### Task goal
Without the pictures, output the records below word for word.

### Input
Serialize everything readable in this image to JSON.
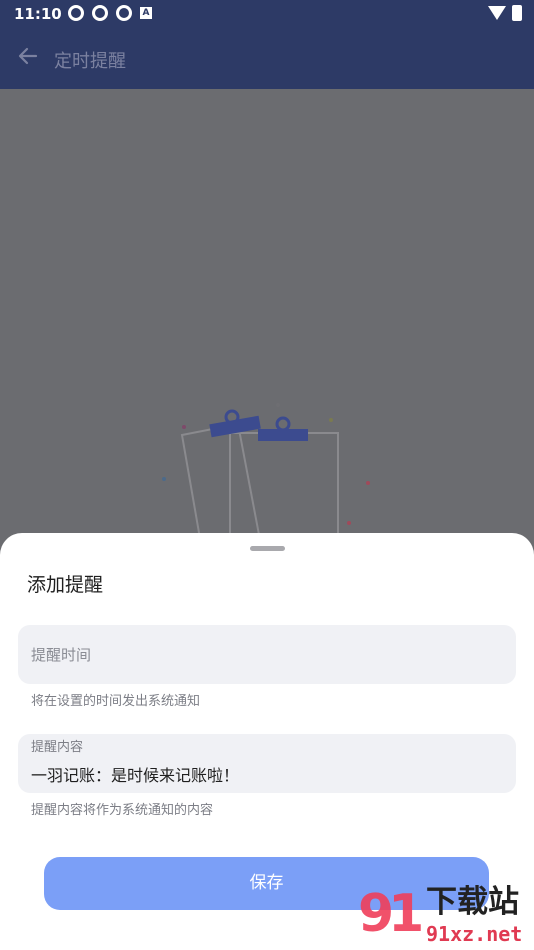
{
  "status": {
    "time": "11:10",
    "a_badge": "A"
  },
  "appbar": {
    "title": "定时提醒"
  },
  "sheet": {
    "title": "添加提醒",
    "time_field": {
      "placeholder": "提醒时间",
      "helper": "将在设置的时间发出系统通知"
    },
    "content_field": {
      "label": "提醒内容",
      "value": "一羽记账：是时候来记账啦！",
      "helper": "提醒内容将作为系统通知的内容"
    },
    "save_label": "保存"
  },
  "watermark": {
    "number": "91",
    "name": "下载站",
    "url": "91xz.net"
  },
  "colors": {
    "appbar": "#2d3a66",
    "accent": "#7b9ff7",
    "field_bg": "#f0f1f5",
    "overlay": "#6b6c70"
  }
}
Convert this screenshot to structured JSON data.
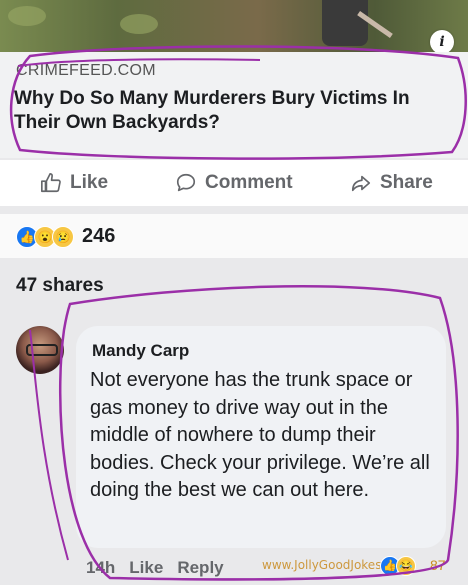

### Expected answer
Serialize everything readable in this image to JSON.
{
  "status": {
    "time": "11:10",
    "a_badge": "A"
  },
  "appbar": {
    "title": "定时提醒"
  },
  "sheet": {
    "title": "添加提醒",
    "time_field": {
      "placeholder": "提醒时间",
      "helper": "将在设置的时间发出系统通知"
    },
    "content_field": {
      "label": "提醒内容",
      "value": "一羽记账：是时候来记账啦！",
      "helper": "提醒内容将作为系统通知的内容"
    },
    "save_label": "保存"
  },
  "watermark": {
    "number": "91",
    "name": "下载站",
    "url": "91xz.net"
  },
  "colors": {
    "appbar": "#2d3a66",
    "accent": "#7b9ff7",
    "field_bg": "#f0f1f5",
    "overlay": "#6b6c70"
  }
}
Convert this screenshot to structured JSON data.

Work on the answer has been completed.